■ Instructions to follow ■
Return these lines exactly as they are.

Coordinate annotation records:
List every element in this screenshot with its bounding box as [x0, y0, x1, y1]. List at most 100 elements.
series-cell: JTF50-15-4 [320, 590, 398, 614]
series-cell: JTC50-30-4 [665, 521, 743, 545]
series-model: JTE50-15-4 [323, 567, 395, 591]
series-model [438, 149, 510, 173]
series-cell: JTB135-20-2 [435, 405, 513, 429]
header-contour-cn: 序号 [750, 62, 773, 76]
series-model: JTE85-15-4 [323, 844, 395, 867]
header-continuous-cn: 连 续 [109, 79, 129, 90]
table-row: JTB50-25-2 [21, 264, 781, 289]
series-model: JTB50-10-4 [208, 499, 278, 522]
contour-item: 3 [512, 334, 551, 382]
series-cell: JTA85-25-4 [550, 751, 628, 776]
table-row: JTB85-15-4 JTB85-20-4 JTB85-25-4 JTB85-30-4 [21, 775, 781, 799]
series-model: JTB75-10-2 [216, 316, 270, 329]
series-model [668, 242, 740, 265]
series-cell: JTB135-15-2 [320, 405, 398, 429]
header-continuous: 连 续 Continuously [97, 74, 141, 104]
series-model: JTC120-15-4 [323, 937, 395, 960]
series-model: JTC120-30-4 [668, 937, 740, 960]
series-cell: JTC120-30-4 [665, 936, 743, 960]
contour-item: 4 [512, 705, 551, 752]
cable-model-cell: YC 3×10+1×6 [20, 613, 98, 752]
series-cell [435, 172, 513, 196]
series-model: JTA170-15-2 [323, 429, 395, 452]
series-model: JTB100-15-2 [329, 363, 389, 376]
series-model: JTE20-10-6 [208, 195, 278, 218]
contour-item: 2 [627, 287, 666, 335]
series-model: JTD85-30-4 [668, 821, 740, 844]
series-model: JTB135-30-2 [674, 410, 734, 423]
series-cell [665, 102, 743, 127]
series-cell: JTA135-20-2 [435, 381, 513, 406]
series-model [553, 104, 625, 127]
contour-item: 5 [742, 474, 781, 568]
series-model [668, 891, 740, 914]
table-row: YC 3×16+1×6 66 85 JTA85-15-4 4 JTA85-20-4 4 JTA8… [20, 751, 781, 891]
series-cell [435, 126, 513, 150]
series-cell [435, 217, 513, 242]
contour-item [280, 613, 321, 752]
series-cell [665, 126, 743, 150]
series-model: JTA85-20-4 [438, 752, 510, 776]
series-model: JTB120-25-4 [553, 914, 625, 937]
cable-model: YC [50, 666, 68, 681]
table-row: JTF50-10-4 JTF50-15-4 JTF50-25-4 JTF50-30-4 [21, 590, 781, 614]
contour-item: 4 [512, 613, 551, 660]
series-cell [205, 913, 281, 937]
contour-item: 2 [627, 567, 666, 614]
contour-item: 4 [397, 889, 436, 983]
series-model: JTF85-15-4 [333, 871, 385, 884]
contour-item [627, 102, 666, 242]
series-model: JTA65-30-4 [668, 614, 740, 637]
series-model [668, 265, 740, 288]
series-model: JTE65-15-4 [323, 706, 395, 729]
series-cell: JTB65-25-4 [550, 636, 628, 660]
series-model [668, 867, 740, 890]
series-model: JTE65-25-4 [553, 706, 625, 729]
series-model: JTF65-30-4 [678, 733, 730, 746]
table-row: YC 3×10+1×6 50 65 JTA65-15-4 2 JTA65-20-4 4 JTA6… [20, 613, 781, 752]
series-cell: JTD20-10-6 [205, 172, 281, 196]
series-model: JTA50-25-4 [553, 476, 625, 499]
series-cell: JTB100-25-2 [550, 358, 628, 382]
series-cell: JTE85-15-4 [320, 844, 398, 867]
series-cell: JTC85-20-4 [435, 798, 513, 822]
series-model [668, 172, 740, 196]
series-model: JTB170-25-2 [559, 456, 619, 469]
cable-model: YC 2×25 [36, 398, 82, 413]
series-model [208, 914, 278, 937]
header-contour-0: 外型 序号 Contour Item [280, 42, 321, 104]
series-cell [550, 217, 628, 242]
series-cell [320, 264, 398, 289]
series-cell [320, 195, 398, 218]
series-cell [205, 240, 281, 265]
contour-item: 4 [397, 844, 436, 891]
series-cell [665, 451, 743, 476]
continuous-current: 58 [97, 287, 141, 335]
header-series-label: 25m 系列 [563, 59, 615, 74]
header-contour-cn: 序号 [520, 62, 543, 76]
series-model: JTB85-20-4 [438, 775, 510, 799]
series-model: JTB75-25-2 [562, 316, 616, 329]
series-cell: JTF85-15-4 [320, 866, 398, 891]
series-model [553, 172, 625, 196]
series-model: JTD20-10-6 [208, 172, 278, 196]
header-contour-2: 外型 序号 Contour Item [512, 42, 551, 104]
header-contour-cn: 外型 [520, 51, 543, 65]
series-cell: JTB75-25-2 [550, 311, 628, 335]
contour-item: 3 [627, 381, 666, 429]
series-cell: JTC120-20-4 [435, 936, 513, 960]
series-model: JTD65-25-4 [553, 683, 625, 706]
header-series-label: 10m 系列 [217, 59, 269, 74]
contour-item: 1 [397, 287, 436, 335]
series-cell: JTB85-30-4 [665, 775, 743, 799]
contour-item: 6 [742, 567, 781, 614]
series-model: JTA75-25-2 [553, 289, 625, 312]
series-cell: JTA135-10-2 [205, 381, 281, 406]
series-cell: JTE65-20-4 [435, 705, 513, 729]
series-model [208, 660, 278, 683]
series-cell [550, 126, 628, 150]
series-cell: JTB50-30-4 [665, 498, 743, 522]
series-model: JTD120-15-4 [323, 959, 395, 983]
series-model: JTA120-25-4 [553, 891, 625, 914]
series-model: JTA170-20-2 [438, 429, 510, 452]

■ Full answer ■
List every element in this screenshot with its bounding box as [x0, y0, x1, y1]. List at most 100 elements.
series-cell: JTF50-15-4 [320, 590, 398, 614]
series-cell: JTC50-30-4 [665, 521, 743, 545]
series-model: JTE50-15-4 [323, 567, 395, 591]
series-model [438, 149, 510, 173]
series-cell: JTB135-20-2 [435, 405, 513, 429]
header-contour-cn: 序号 [750, 62, 773, 76]
series-model: JTE85-15-4 [323, 844, 395, 867]
header-continuous-cn: 连 续 [109, 79, 129, 90]
table-row: JTB50-25-2 [21, 264, 781, 289]
series-model: JTB50-10-4 [208, 499, 278, 522]
contour-item: 3 [512, 334, 551, 382]
series-cell: JTA85-25-4 [550, 751, 628, 776]
table-row: JTB85-15-4 JTB85-20-4 JTB85-25-4 JTB85-30-4 [21, 775, 781, 799]
series-model: JTB75-10-2 [216, 316, 270, 329]
series-model [668, 242, 740, 265]
series-cell: JTB135-15-2 [320, 405, 398, 429]
header-continuous: 连 续 Continuously [97, 74, 141, 104]
series-model: JTC120-15-4 [323, 937, 395, 960]
series-model: JTC120-30-4 [668, 937, 740, 960]
series-cell: JTC120-30-4 [665, 936, 743, 960]
contour-item: 4 [512, 705, 551, 752]
cable-model-cell: YC 3×10+1×6 [20, 613, 98, 752]
series-cell [435, 172, 513, 196]
series-model: JTA170-15-2 [323, 429, 395, 452]
series-model: JTB100-15-2 [329, 363, 389, 376]
series-model: JTE20-10-6 [208, 195, 278, 218]
contour-item: 2 [627, 287, 666, 335]
series-model: JTD85-30-4 [668, 821, 740, 844]
series-model: JTB135-30-2 [674, 410, 734, 423]
series-cell [665, 102, 743, 127]
series-cell: JTA135-20-2 [435, 381, 513, 406]
series-model [553, 104, 625, 127]
contour-item: 5 [742, 474, 781, 568]
series-model [668, 891, 740, 914]
table-row: YC 3×16+1×6 66 85 JTA85-15-4 4 JTA85-20-4 4 JTA8… [20, 751, 781, 891]
series-cell [435, 126, 513, 150]
series-cell [435, 217, 513, 242]
contour-item [280, 613, 321, 752]
series-cell [665, 126, 743, 150]
series-model: JTA85-20-4 [438, 752, 510, 776]
series-model: JTB120-25-4 [553, 914, 625, 937]
cable-model: YC [50, 666, 68, 681]
table-row: JTF50-10-4 JTF50-15-4 JTF50-25-4 JTF50-30-4 [21, 590, 781, 614]
contour-item: 4 [512, 613, 551, 660]
series-cell [205, 913, 281, 937]
contour-item: 2 [627, 567, 666, 614]
contour-item: 4 [397, 889, 436, 983]
series-model: JTF85-15-4 [333, 871, 385, 884]
contour-item [627, 102, 666, 242]
series-model: JTA65-30-4 [668, 614, 740, 637]
series-model [668, 265, 740, 288]
series-model: JTE65-15-4 [323, 706, 395, 729]
series-cell: JTB65-25-4 [550, 636, 628, 660]
series-model [668, 867, 740, 890]
series-model: JTE65-25-4 [553, 706, 625, 729]
series-model: JTF65-30-4 [678, 733, 730, 746]
table-row: YC 3×10+1×6 50 65 JTA65-15-4 2 JTA65-20-4 4 JTA6… [20, 613, 781, 752]
series-cell: JTD20-10-6 [205, 172, 281, 196]
series-model: JTA50-25-4 [553, 476, 625, 499]
series-cell: JTB100-25-2 [550, 358, 628, 382]
series-cell: JTE85-15-4 [320, 844, 398, 867]
series-cell: JTC85-20-4 [435, 798, 513, 822]
series-model [668, 172, 740, 196]
series-model: JTB170-25-2 [559, 456, 619, 469]
cable-model: YC 2×25 [36, 398, 82, 413]
series-model [208, 914, 278, 937]
header-contour-0: 外型 序号 Contour Item [280, 42, 321, 104]
series-cell [550, 217, 628, 242]
series-cell [320, 264, 398, 289]
series-cell [320, 195, 398, 218]
series-cell [205, 240, 281, 265]
contour-item: 4 [397, 844, 436, 891]
series-cell [665, 451, 743, 476]
continuous-current: 58 [97, 287, 141, 335]
header-series-label: 25m 系列 [563, 59, 615, 74]
header-contour-cn: 序号 [520, 62, 543, 76]
series-model: JTB85-20-4 [438, 775, 510, 799]
series-model: JTB75-25-2 [562, 316, 616, 329]
series-cell: JTF85-15-4 [320, 866, 398, 891]
series-model [553, 172, 625, 196]
series-model: JTD20-10-6 [208, 172, 278, 196]
header-contour-2: 外型 序号 Contour Item [512, 42, 551, 104]
header-contour-cn: 外型 [520, 51, 543, 65]
series-cell: JTB75-25-2 [550, 311, 628, 335]
contour-item: 3 [627, 381, 666, 429]
series-cell: JTC120-20-4 [435, 936, 513, 960]
series-model: JTD65-25-4 [553, 683, 625, 706]
header-series-label: 10m 系列 [217, 59, 269, 74]
contour-item: 1 [397, 287, 436, 335]
series-cell: JTB85-30-4 [665, 775, 743, 799]
contour-item: 6 [742, 567, 781, 614]
series-model: JTA75-25-2 [553, 289, 625, 312]
series-cell: JTA135-10-2 [205, 381, 281, 406]
series-cell: JTE65-20-4 [435, 705, 513, 729]
series-model [208, 660, 278, 683]
series-cell [550, 126, 628, 150]
series-cell: JTB50-30-4 [665, 498, 743, 522]
series-model: JTD120-15-4 [323, 959, 395, 983]
series-model: JTA120-25-4 [553, 891, 625, 914]
series-model: JTA170-20-2 [438, 429, 510, 452]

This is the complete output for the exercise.